[Collected data]
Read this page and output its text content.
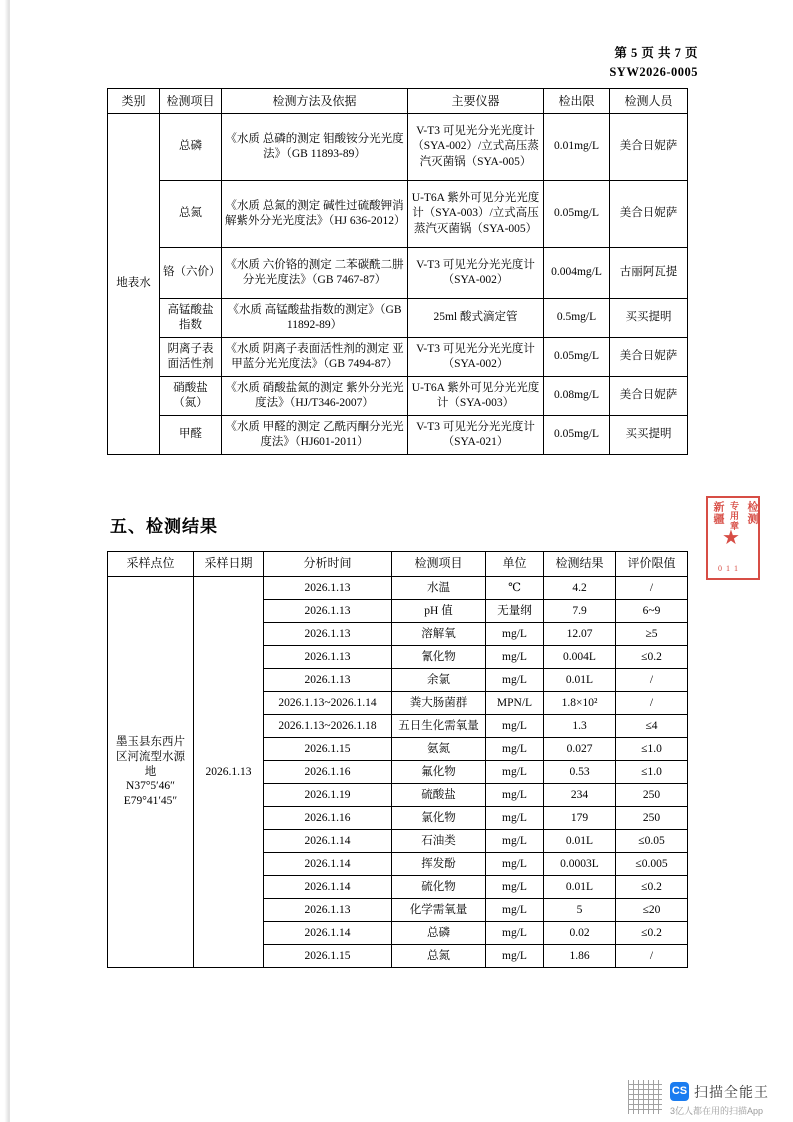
第 5 页 共 7 页
SYW2026-0005
类别	检测项目	检测方法及依据	主要仪器	检出限	检测人员
地表水	总磷	《水质 总磷的测定 钼酸铵分光光度法》（GB 11893-89）	V-T3 可见光分光光度计（SYA-002）/立式高压蒸汽灭菌锅（SYA-005）	0.01mg/L	美合日妮萨
	总氮	《水质 总氮的测定 碱性过硫酸钾消解紫外分光光度法》（HJ 636-2012）	U-T6A 紫外可见分光光度计（SYA-003）/立式高压蒸汽灭菌锅（SYA-005）	0.05mg/L	美合日妮萨
	铬（六价）	《水质 六价铬的测定 二苯碳酰二肼分光光度法》（GB 7467-87）	V-T3 可见光分光光度计（SYA-002）	0.004mg/L	古丽阿瓦提
	高锰酸盐指数	《水质 高锰酸盐指数的测定》（GB 11892-89）	25ml 酸式滴定管	0.5mg/L	买买提明
	阴离子表面活性剂	《水质 阴离子表面活性剂的测定 亚甲蓝分光光度法》（GB 7494-87）	V-T3 可见光分光光度计（SYA-002）	0.05mg/L	美合日妮萨
	硝酸盐（氮）	《水质 硝酸盐氮的测定 紫外分光光度法》（HJ/T346-2007）	U-T6A 紫外可见分光光度计（SYA-003）	0.08mg/L	美合日妮萨
	甲醛	《水质 甲醛的测定 乙酰丙酮分光光度法》（HJ601-2011）	V-T3 可见光分光光度计（SYA-021）	0.05mg/L	买买提明
五、检测结果
采样点位	采样日期	分析时间	检测项目	单位	检测结果	评价限值
墨玉县东西片区河流型水源地
N37°5′46″
E79°41′45″	2026.1.13	2026.1.13	水温	℃	4.2	/
		2026.1.13	pH 值	无量纲	7.9	6~9
		2026.1.13	溶解氧	mg/L	12.07	≥5
		2026.1.13	氰化物	mg/L	0.004L	≤0.2
		2026.1.13	余氯	mg/L	0.01L	/
		2026.1.13~2026.1.14	粪大肠菌群	MPN/L	1.8×10²	/
		2026.1.13~2026.1.18	五日生化需氧量	mg/L	1.3	≤4
		2026.1.15	氨氮	mg/L	0.027	≤1.0
		2026.1.16	氟化物	mg/L	0.53	≤1.0
		2026.1.19	硫酸盐	mg/L	234	250
		2026.1.16	氯化物	mg/L	179	250
		2026.1.14	石油类	mg/L	0.01L	≤0.05
		2026.1.14	挥发酚	mg/L	0.0003L	≤0.005
		2026.1.14	硫化物	mg/L	0.01L	≤0.2
		2026.1.13	化学需氧量	mg/L	5	≤20
		2026.1.14	总磷	mg/L	0.02	≤0.2
		2026.1.15	总氮	mg/L	1.86	/
新疆 检测
专用章
★
0 1 1
CS 扫描全能王
3亿人都在用的扫描App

- _WHAT THE TASK REQUIRES_:
Retype the listing exactly. Pictures do not belong in the copy.

- _PROBLEM SOLUTION_:
Read this page and output its text content.
第 5 页 共 7 页
SYW2026-0005
类别	检测项目	检测方法及依据	主要仪器	检出限	检测人员
地表水	总磷	《水质 总磷的测定 钼酸铵分光光度法》（GB 11893-89）	V-T3 可见光分光光度计（SYA-002）/立式高压蒸汽灭菌锅（SYA-005）	0.01mg/L	美合日妮萨
	总氮	《水质 总氮的测定 碱性过硫酸钾消解紫外分光光度法》（HJ 636-2012）	U-T6A 紫外可见分光光度计（SYA-003）/立式高压蒸汽灭菌锅（SYA-005）	0.05mg/L	美合日妮萨
	铬（六价）	《水质 六价铬的测定 二苯碳酰二肼分光光度法》（GB 7467-87）	V-T3 可见光分光光度计（SYA-002）	0.004mg/L	古丽阿瓦提
	高锰酸盐指数	《水质 高锰酸盐指数的测定》（GB 11892-89）	25ml 酸式滴定管	0.5mg/L	买买提明
	阴离子表面活性剂	《水质 阴离子表面活性剂的测定 亚甲蓝分光光度法》（GB 7494-87）	V-T3 可见光分光光度计（SYA-002）	0.05mg/L	美合日妮萨
	硝酸盐（氮）	《水质 硝酸盐氮的测定 紫外分光光度法》（HJ/T346-2007）	U-T6A 紫外可见分光光度计（SYA-003）	0.08mg/L	美合日妮萨
	甲醛	《水质 甲醛的测定 乙酰丙酮分光光度法》（HJ601-2011）	V-T3 可见光分光光度计（SYA-021）	0.05mg/L	买买提明
五、检测结果
采样点位	采样日期	分析时间	检测项目	单位	检测结果	评价限值
墨玉县东西片区河流型水源地
N37°5′46″
E79°41′45″	2026.1.13	2026.1.13	水温	℃	4.2	/
		2026.1.13	pH 值	无量纲	7.9	6~9
		2026.1.13	溶解氧	mg/L	12.07	≥5
		2026.1.13	氰化物	mg/L	0.004L	≤0.2
		2026.1.13	余氯	mg/L	0.01L	/
		2026.1.13~2026.1.14	粪大肠菌群	MPN/L	1.8×10²	/
		2026.1.13~2026.1.18	五日生化需氧量	mg/L	1.3	≤4
		2026.1.15	氨氮	mg/L	0.027	≤1.0
		2026.1.16	氟化物	mg/L	0.53	≤1.0
		2026.1.19	硫酸盐	mg/L	234	250
		2026.1.16	氯化物	mg/L	179	250
		2026.1.14	石油类	mg/L	0.01L	≤0.05
		2026.1.14	挥发酚	mg/L	0.0003L	≤0.005
		2026.1.14	硫化物	mg/L	0.01L	≤0.2
		2026.1.13	化学需氧量	mg/L	5	≤20
		2026.1.14	总磷	mg/L	0.02	≤0.2
		2026.1.15	总氮	mg/L	1.86	/
新疆 检测
专用章
★
0 1 1
CS 扫描全能王
3亿人都在用的扫描App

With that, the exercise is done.